» Stated task: Count, in the entries below, the lines in which "Device" occurs. Give the number, nothing more.

--- START OF Given records ---

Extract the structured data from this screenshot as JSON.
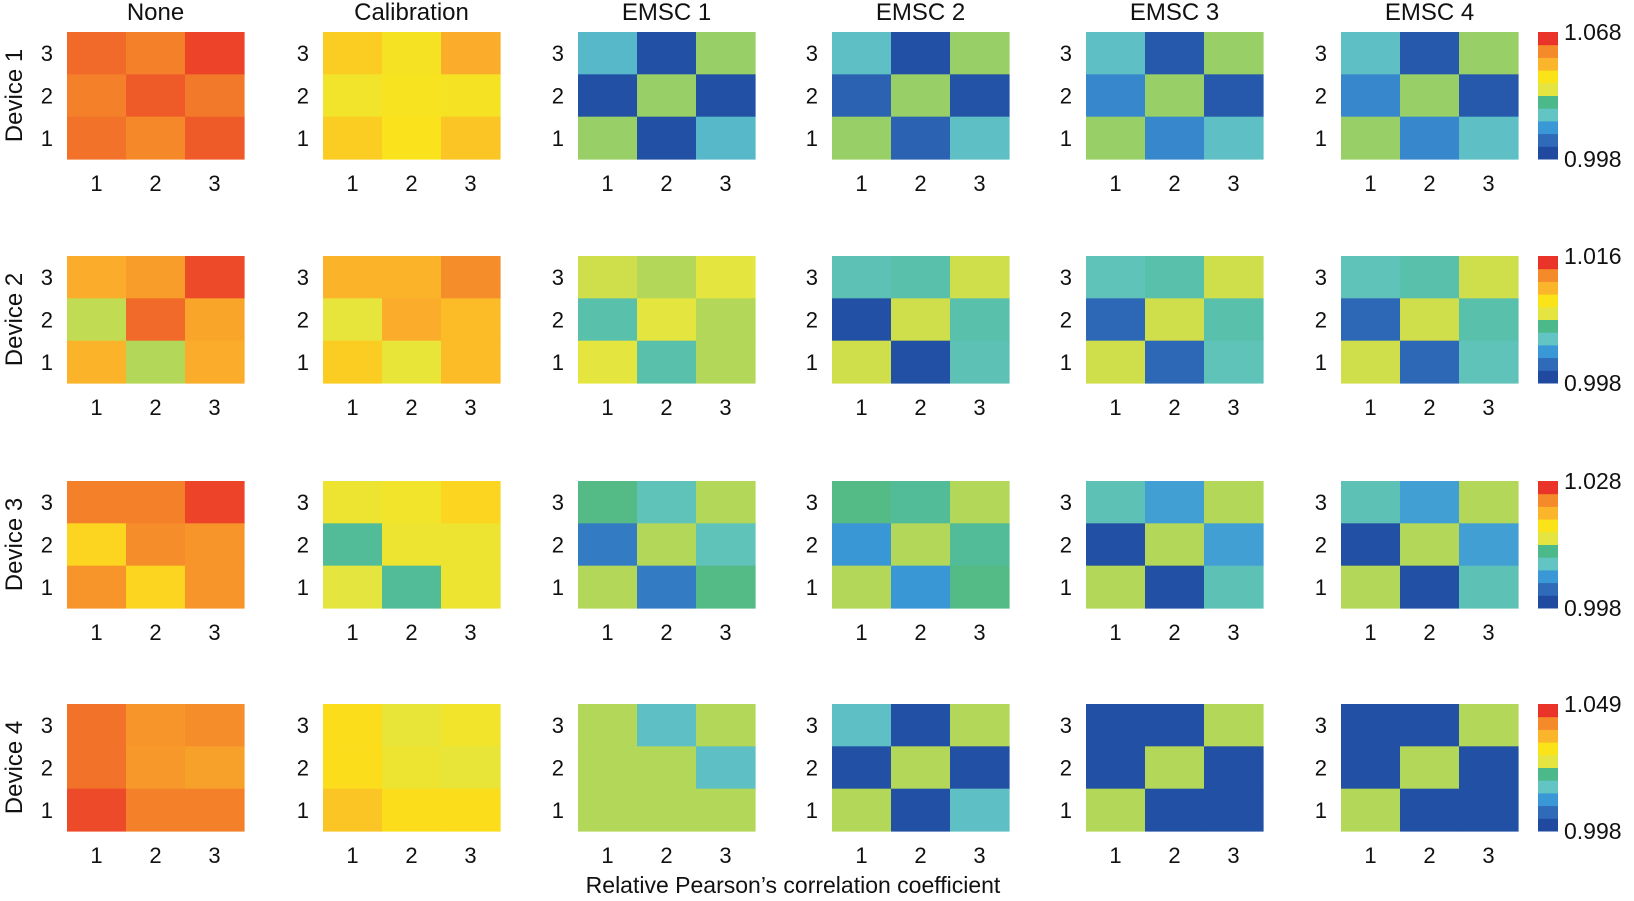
{
  "chart_data": {
    "type": "heatmap",
    "xlabel": "Relative Pearson’s correlation coefficient",
    "columns": [
      "None",
      "Calibration",
      "EMSC 1",
      "EMSC 2",
      "EMSC 3",
      "EMSC 4"
    ],
    "rows": [
      "Device 1",
      "Device 2",
      "Device 3",
      "Device 4"
    ],
    "x_ticks": [
      "1",
      "2",
      "3"
    ],
    "y_ticks": [
      "1",
      "2",
      "3"
    ],
    "colorbar": {
      "colors_low_to_high": [
        "#1f4aa0",
        "#2f6bb8",
        "#3a98d6",
        "#63c5c3",
        "#4cb98a",
        "#e4e541",
        "#fbe31a",
        "#fbb52a",
        "#f58a2a",
        "#ea3329"
      ],
      "scales": [
        {
          "row": "Device 1",
          "min": 0.998,
          "max": 1.068,
          "min_label": "0.998",
          "max_label": "1.068"
        },
        {
          "row": "Device 2",
          "min": 0.998,
          "max": 1.016,
          "min_label": "0.998",
          "max_label": "1.016"
        },
        {
          "row": "Device 3",
          "min": 0.998,
          "max": 1.028,
          "min_label": "0.998",
          "max_label": "1.028"
        },
        {
          "row": "Device 4",
          "min": 0.998,
          "max": 1.049,
          "min_label": "0.998",
          "max_label": "1.049"
        }
      ]
    },
    "cells_note": "matrices listed top row (y=3) first, columns x=1..3, values as colour level 0..1 on each row's colorbar",
    "matrices": [
      [
        [
          [
            0.93,
            0.9,
            0.98
          ],
          [
            0.9,
            0.95,
            0.91
          ],
          [
            0.92,
            0.89,
            0.95
          ]
        ],
        [
          [
            0.72,
            0.64,
            0.8
          ],
          [
            0.62,
            0.65,
            0.64
          ],
          [
            0.72,
            0.66,
            0.74
          ]
        ],
        [
          [
            0.3,
            0.02,
            0.5
          ],
          [
            0.02,
            0.5,
            0.02
          ],
          [
            0.5,
            0.02,
            0.3
          ]
        ],
        [
          [
            0.32,
            0.02,
            0.5
          ],
          [
            0.08,
            0.5,
            0.03
          ],
          [
            0.5,
            0.08,
            0.32
          ]
        ],
        [
          [
            0.32,
            0.05,
            0.5
          ],
          [
            0.18,
            0.5,
            0.05
          ],
          [
            0.5,
            0.18,
            0.32
          ]
        ],
        [
          [
            0.32,
            0.05,
            0.5
          ],
          [
            0.18,
            0.5,
            0.05
          ],
          [
            0.5,
            0.18,
            0.32
          ]
        ]
      ],
      [
        [
          [
            0.8,
            0.84,
            0.97
          ],
          [
            0.53,
            0.93,
            0.82
          ],
          [
            0.78,
            0.52,
            0.8
          ]
        ],
        [
          [
            0.78,
            0.78,
            0.88
          ],
          [
            0.57,
            0.8,
            0.76
          ],
          [
            0.72,
            0.58,
            0.76
          ]
        ],
        [
          [
            0.54,
            0.52,
            0.56
          ],
          [
            0.38,
            0.56,
            0.52
          ],
          [
            0.56,
            0.38,
            0.52
          ]
        ],
        [
          [
            0.36,
            0.38,
            0.54
          ],
          [
            0.02,
            0.54,
            0.38
          ],
          [
            0.54,
            0.02,
            0.36
          ]
        ],
        [
          [
            0.35,
            0.38,
            0.54
          ],
          [
            0.1,
            0.54,
            0.38
          ],
          [
            0.54,
            0.1,
            0.35
          ]
        ],
        [
          [
            0.35,
            0.38,
            0.54
          ],
          [
            0.1,
            0.54,
            0.38
          ],
          [
            0.54,
            0.1,
            0.35
          ]
        ]
      ],
      [
        [
          [
            0.9,
            0.9,
            0.98
          ],
          [
            0.7,
            0.88,
            0.86
          ],
          [
            0.86,
            0.7,
            0.86
          ]
        ],
        [
          [
            0.6,
            0.62,
            0.7
          ],
          [
            0.42,
            0.6,
            0.6
          ],
          [
            0.56,
            0.42,
            0.6
          ]
        ],
        [
          [
            0.45,
            0.35,
            0.52
          ],
          [
            0.15,
            0.52,
            0.35
          ],
          [
            0.52,
            0.15,
            0.45
          ]
        ],
        [
          [
            0.45,
            0.42,
            0.52
          ],
          [
            0.22,
            0.52,
            0.42
          ],
          [
            0.52,
            0.22,
            0.45
          ]
        ],
        [
          [
            0.36,
            0.24,
            0.52
          ],
          [
            0.02,
            0.52,
            0.24
          ],
          [
            0.52,
            0.02,
            0.36
          ]
        ],
        [
          [
            0.36,
            0.24,
            0.52
          ],
          [
            0.02,
            0.52,
            0.24
          ],
          [
            0.52,
            0.02,
            0.36
          ]
        ]
      ],
      [
        [
          [
            0.92,
            0.86,
            0.88
          ],
          [
            0.92,
            0.85,
            0.83
          ],
          [
            0.97,
            0.9,
            0.9
          ]
        ],
        [
          [
            0.68,
            0.58,
            0.62
          ],
          [
            0.68,
            0.6,
            0.58
          ],
          [
            0.74,
            0.68,
            0.68
          ]
        ],
        [
          [
            0.52,
            0.32,
            0.52
          ],
          [
            0.52,
            0.52,
            0.32
          ],
          [
            0.52,
            0.52,
            0.52
          ]
        ],
        [
          [
            0.32,
            0.02,
            0.52
          ],
          [
            0.02,
            0.52,
            0.02
          ],
          [
            0.52,
            0.02,
            0.32
          ]
        ],
        [
          [
            0.02,
            0.02,
            0.52
          ],
          [
            0.02,
            0.52,
            0.02
          ],
          [
            0.52,
            0.02,
            0.02
          ]
        ],
        [
          [
            0.02,
            0.02,
            0.52
          ],
          [
            0.02,
            0.52,
            0.02
          ],
          [
            0.52,
            0.02,
            0.02
          ]
        ]
      ]
    ]
  }
}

--- END OF Given records ---

» Full response: 8